Data:
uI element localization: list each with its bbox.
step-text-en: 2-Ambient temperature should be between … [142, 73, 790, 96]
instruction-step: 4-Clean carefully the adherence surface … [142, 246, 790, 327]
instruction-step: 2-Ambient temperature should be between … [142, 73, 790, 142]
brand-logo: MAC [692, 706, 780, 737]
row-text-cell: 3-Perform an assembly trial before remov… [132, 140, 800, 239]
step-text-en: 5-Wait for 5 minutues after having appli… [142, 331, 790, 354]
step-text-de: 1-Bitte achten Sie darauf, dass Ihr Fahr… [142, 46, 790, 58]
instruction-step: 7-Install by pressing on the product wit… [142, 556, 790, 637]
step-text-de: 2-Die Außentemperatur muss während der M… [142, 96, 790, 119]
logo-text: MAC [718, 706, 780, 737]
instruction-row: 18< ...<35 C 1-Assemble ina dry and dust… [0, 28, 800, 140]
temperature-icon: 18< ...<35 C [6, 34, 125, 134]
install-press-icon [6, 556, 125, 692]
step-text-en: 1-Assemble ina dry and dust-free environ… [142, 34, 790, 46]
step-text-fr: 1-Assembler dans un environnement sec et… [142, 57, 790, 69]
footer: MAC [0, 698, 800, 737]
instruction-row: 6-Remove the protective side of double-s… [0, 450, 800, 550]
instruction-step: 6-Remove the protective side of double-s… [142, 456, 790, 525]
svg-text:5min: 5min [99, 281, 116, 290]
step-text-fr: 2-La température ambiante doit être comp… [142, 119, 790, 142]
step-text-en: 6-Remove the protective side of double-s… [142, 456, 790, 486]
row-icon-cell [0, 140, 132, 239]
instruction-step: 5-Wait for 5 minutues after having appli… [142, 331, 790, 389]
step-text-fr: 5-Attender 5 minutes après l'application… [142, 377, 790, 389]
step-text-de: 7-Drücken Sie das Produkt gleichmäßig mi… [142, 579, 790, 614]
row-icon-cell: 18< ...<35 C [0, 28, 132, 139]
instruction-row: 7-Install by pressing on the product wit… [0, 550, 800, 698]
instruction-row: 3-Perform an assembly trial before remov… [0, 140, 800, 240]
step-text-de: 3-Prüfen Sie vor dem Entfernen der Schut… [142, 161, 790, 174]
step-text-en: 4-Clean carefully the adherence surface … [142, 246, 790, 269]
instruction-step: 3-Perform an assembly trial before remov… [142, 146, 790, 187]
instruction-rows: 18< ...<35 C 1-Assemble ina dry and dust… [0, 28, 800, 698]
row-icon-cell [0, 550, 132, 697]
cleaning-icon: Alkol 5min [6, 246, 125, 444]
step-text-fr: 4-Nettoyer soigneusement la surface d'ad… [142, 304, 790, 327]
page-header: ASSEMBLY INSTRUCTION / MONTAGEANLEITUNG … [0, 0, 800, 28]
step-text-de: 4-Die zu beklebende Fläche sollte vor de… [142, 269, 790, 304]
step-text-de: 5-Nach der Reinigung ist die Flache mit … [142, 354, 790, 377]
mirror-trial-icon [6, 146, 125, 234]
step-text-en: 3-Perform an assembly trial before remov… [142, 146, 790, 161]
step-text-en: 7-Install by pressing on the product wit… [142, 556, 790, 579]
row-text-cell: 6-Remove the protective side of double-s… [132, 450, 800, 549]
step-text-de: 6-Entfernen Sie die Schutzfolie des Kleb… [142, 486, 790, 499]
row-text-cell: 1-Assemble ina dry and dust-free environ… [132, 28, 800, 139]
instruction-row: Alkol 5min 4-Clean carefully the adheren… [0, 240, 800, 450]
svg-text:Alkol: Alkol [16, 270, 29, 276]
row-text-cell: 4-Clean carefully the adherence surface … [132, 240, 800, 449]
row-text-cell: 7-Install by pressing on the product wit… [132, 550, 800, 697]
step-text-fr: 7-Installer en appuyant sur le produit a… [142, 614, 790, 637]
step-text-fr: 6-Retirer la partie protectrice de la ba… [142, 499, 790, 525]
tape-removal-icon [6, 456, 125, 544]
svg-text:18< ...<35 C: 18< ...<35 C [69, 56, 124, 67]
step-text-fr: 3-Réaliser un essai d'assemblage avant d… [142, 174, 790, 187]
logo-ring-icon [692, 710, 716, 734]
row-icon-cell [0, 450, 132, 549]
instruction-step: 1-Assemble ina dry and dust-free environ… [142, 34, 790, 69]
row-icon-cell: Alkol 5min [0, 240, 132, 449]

Objective: Render the records from the first line through the line containing "instruction-row: 18< ...<35", inclusive, as a Markdown table with the columns Row and Text. Number each row and leave out blank lines.

Answer below:
| Row | Text |
|---|---|
| 1 | uI element localization: list each with its bbox. |
| 2 | step-text-en: 2-Ambient temperature should be between … [142, 73, 790, 96] |
| 3 | instruction-step: 4-Clean carefully the adherence surface … [142, 246, 790, 327] |
| 4 | instruction-step: 2-Ambient temperature should be between … [142, 73, 790, 142] |
| 5 | brand-logo: MAC [692, 706, 780, 737] |
| 6 | row-text-cell: 3-Perform an assembly trial before remov… [132, 140, 800, 239] |
| 7 | step-text-en: 5-Wait for 5 minutues after having appli… [142, 331, 790, 354] |
| 8 | step-text-de: 1-Bitte achten Sie darauf, dass Ihr Fahr… [142, 46, 790, 58] |
| 9 | instruction-step: 7-Install by pressing on the product wit… [142, 556, 790, 637] |
| 10 | step-text-de: 2-Die Außentemperatur muss während der M… [142, 96, 790, 119] |
| 11 | logo-text: MAC [718, 706, 780, 737] |
| 12 | instruction-row: 18< ...<35 C 1-Assemble ina dry and dust… [0, 28, 800, 140] |